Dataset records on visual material
======

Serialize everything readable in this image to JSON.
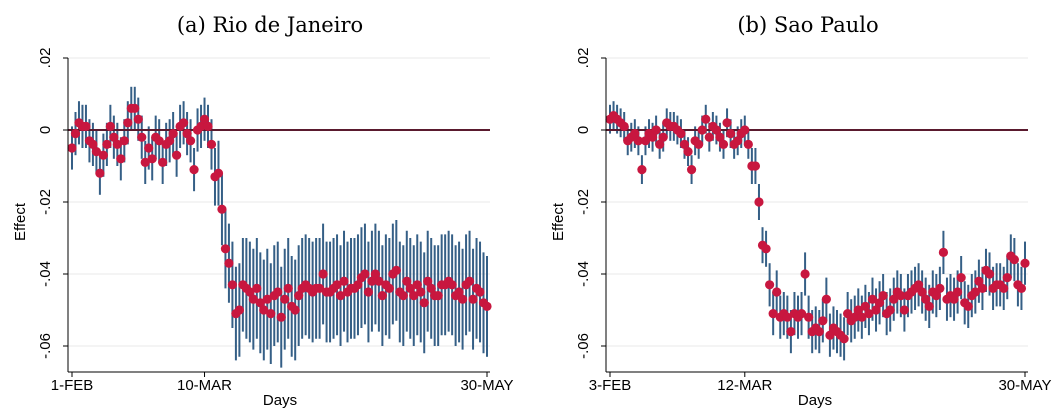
{
  "chart_data": [
    {
      "type": "scatter",
      "title": "(a)  Rio de Janeiro",
      "xlabel": "Days",
      "ylabel": "Effect",
      "x_ticks": [
        "1-FEB",
        "10-MAR",
        "30-MAY"
      ],
      "y_ticks": [
        "-.06",
        "-.04",
        "-.02",
        "0",
        ".02"
      ],
      "ylim": [
        -0.065,
        0.02
      ],
      "n_days": 120,
      "x_tick_days": [
        0,
        38,
        119
      ],
      "reference_line": 0,
      "grid": true,
      "colors": {
        "point": "#c8173f",
        "ci": "#355f86",
        "zero_line": "#5a1a2e"
      },
      "estimates": [
        -0.005,
        -0.001,
        0.002,
        0.001,
        0.001,
        -0.003,
        -0.004,
        -0.006,
        -0.012,
        -0.007,
        -0.004,
        0.001,
        -0.002,
        -0.004,
        -0.008,
        -0.003,
        0.002,
        0.006,
        0.006,
        0.003,
        -0.002,
        -0.009,
        -0.005,
        -0.008,
        -0.002,
        -0.003,
        -0.009,
        -0.004,
        -0.003,
        -0.001,
        -0.007,
        0.001,
        0.002,
        -0.001,
        -0.003,
        -0.011,
        0.0,
        0.001,
        0.003,
        0.001,
        -0.004,
        -0.013,
        -0.012,
        -0.022,
        -0.033,
        -0.037,
        -0.043,
        -0.051,
        -0.05,
        -0.043,
        -0.044,
        -0.045,
        -0.047,
        -0.044,
        -0.048,
        -0.05,
        -0.047,
        -0.051,
        -0.046,
        -0.045,
        -0.052,
        -0.047,
        -0.044,
        -0.049,
        -0.05,
        -0.046,
        -0.044,
        -0.043,
        -0.044,
        -0.045,
        -0.044,
        -0.044,
        -0.04,
        -0.045,
        -0.045,
        -0.044,
        -0.043,
        -0.046,
        -0.042,
        -0.045,
        -0.044,
        -0.044,
        -0.043,
        -0.041,
        -0.04,
        -0.045,
        -0.042,
        -0.04,
        -0.042,
        -0.046,
        -0.043,
        -0.044,
        -0.04,
        -0.039,
        -0.045,
        -0.046,
        -0.042,
        -0.044,
        -0.046,
        -0.043,
        -0.045,
        -0.048,
        -0.042,
        -0.044,
        -0.046,
        -0.046,
        -0.043,
        -0.043,
        -0.042,
        -0.043,
        -0.046,
        -0.045,
        -0.047,
        -0.043,
        -0.042,
        -0.047,
        -0.044,
        -0.045,
        -0.048,
        -0.049
      ],
      "ci_half_width": [
        0.006,
        0.006,
        0.006,
        0.006,
        0.006,
        0.006,
        0.006,
        0.006,
        0.006,
        0.006,
        0.006,
        0.006,
        0.006,
        0.006,
        0.006,
        0.006,
        0.006,
        0.006,
        0.006,
        0.006,
        0.006,
        0.006,
        0.006,
        0.006,
        0.006,
        0.006,
        0.006,
        0.006,
        0.006,
        0.006,
        0.006,
        0.006,
        0.006,
        0.006,
        0.006,
        0.006,
        0.006,
        0.006,
        0.006,
        0.006,
        0.007,
        0.008,
        0.009,
        0.01,
        0.011,
        0.011,
        0.012,
        0.013,
        0.013,
        0.013,
        0.014,
        0.014,
        0.014,
        0.014,
        0.014,
        0.014,
        0.014,
        0.014,
        0.014,
        0.014,
        0.014,
        0.014,
        0.014,
        0.014,
        0.014,
        0.014,
        0.014,
        0.014,
        0.014,
        0.014,
        0.014,
        0.014,
        0.014,
        0.014,
        0.014,
        0.014,
        0.014,
        0.014,
        0.014,
        0.014,
        0.014,
        0.014,
        0.014,
        0.014,
        0.014,
        0.014,
        0.014,
        0.014,
        0.014,
        0.014,
        0.014,
        0.014,
        0.014,
        0.014,
        0.014,
        0.014,
        0.014,
        0.014,
        0.014,
        0.014,
        0.014,
        0.014,
        0.014,
        0.014,
        0.014,
        0.014,
        0.014,
        0.014,
        0.014,
        0.014,
        0.014,
        0.014,
        0.014,
        0.014,
        0.014,
        0.014,
        0.014,
        0.014,
        0.014,
        0.014
      ]
    },
    {
      "type": "scatter",
      "title": "(b)  Sao Paulo",
      "xlabel": "Days",
      "ylabel": "Effect",
      "x_ticks": [
        "3-FEB",
        "12-MAR",
        "30-MAY"
      ],
      "y_ticks": [
        "-.06",
        "-.04",
        "-.02",
        "0",
        ".02"
      ],
      "ylim": [
        -0.065,
        0.02
      ],
      "n_days": 118,
      "x_tick_days": [
        0,
        38,
        117
      ],
      "reference_line": 0,
      "grid": true,
      "colors": {
        "point": "#c8173f",
        "ci": "#355f86",
        "zero_line": "#5a1a2e"
      },
      "estimates": [
        0.003,
        0.004,
        0.003,
        0.002,
        0.001,
        -0.003,
        -0.002,
        -0.001,
        -0.003,
        -0.011,
        -0.003,
        -0.001,
        -0.002,
        0.0,
        -0.004,
        -0.002,
        0.002,
        0.001,
        0.001,
        0.0,
        -0.001,
        -0.004,
        -0.006,
        -0.011,
        -0.003,
        -0.004,
        0.0,
        0.003,
        -0.002,
        0.001,
        0.0,
        -0.002,
        -0.004,
        0.002,
        -0.001,
        -0.004,
        -0.003,
        -0.001,
        0.0,
        -0.004,
        -0.01,
        -0.01,
        -0.02,
        -0.032,
        -0.033,
        -0.043,
        -0.051,
        -0.045,
        -0.052,
        -0.051,
        -0.052,
        -0.056,
        -0.051,
        -0.052,
        -0.051,
        -0.04,
        -0.052,
        -0.056,
        -0.055,
        -0.056,
        -0.053,
        -0.047,
        -0.057,
        -0.055,
        -0.056,
        -0.057,
        -0.058,
        -0.051,
        -0.053,
        -0.052,
        -0.05,
        -0.052,
        -0.049,
        -0.051,
        -0.047,
        -0.05,
        -0.048,
        -0.046,
        -0.051,
        -0.05,
        -0.047,
        -0.045,
        -0.046,
        -0.05,
        -0.046,
        -0.045,
        -0.044,
        -0.043,
        -0.045,
        -0.047,
        -0.049,
        -0.045,
        -0.046,
        -0.044,
        -0.034,
        -0.047,
        -0.046,
        -0.047,
        -0.045,
        -0.041,
        -0.048,
        -0.049,
        -0.046,
        -0.045,
        -0.042,
        -0.044,
        -0.039,
        -0.04,
        -0.044,
        -0.043,
        -0.043,
        -0.044,
        -0.041,
        -0.035,
        -0.036,
        -0.043,
        -0.044,
        -0.037
      ],
      "ci_half_width": [
        0.004,
        0.004,
        0.004,
        0.004,
        0.004,
        0.004,
        0.004,
        0.004,
        0.004,
        0.004,
        0.004,
        0.004,
        0.004,
        0.004,
        0.004,
        0.004,
        0.004,
        0.004,
        0.004,
        0.004,
        0.004,
        0.004,
        0.004,
        0.004,
        0.004,
        0.004,
        0.004,
        0.004,
        0.004,
        0.004,
        0.004,
        0.004,
        0.004,
        0.004,
        0.004,
        0.004,
        0.004,
        0.004,
        0.004,
        0.004,
        0.005,
        0.005,
        0.005,
        0.005,
        0.005,
        0.006,
        0.006,
        0.006,
        0.006,
        0.006,
        0.006,
        0.006,
        0.006,
        0.006,
        0.006,
        0.006,
        0.006,
        0.006,
        0.006,
        0.006,
        0.006,
        0.006,
        0.006,
        0.006,
        0.006,
        0.006,
        0.006,
        0.006,
        0.006,
        0.006,
        0.006,
        0.006,
        0.006,
        0.006,
        0.006,
        0.006,
        0.006,
        0.006,
        0.006,
        0.006,
        0.006,
        0.006,
        0.006,
        0.006,
        0.006,
        0.006,
        0.006,
        0.006,
        0.006,
        0.006,
        0.006,
        0.006,
        0.006,
        0.006,
        0.006,
        0.006,
        0.006,
        0.006,
        0.006,
        0.006,
        0.006,
        0.006,
        0.006,
        0.006,
        0.006,
        0.006,
        0.006,
        0.006,
        0.006,
        0.006,
        0.006,
        0.006,
        0.006,
        0.006,
        0.006,
        0.006,
        0.006,
        0.006
      ]
    }
  ]
}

======

▶ _Task details_: List all lines in the material containing the string "title".

▶ _Final result_:
      "title": "(a)  Rio de Janeiro",
      "title": "(b)  Sao Paulo",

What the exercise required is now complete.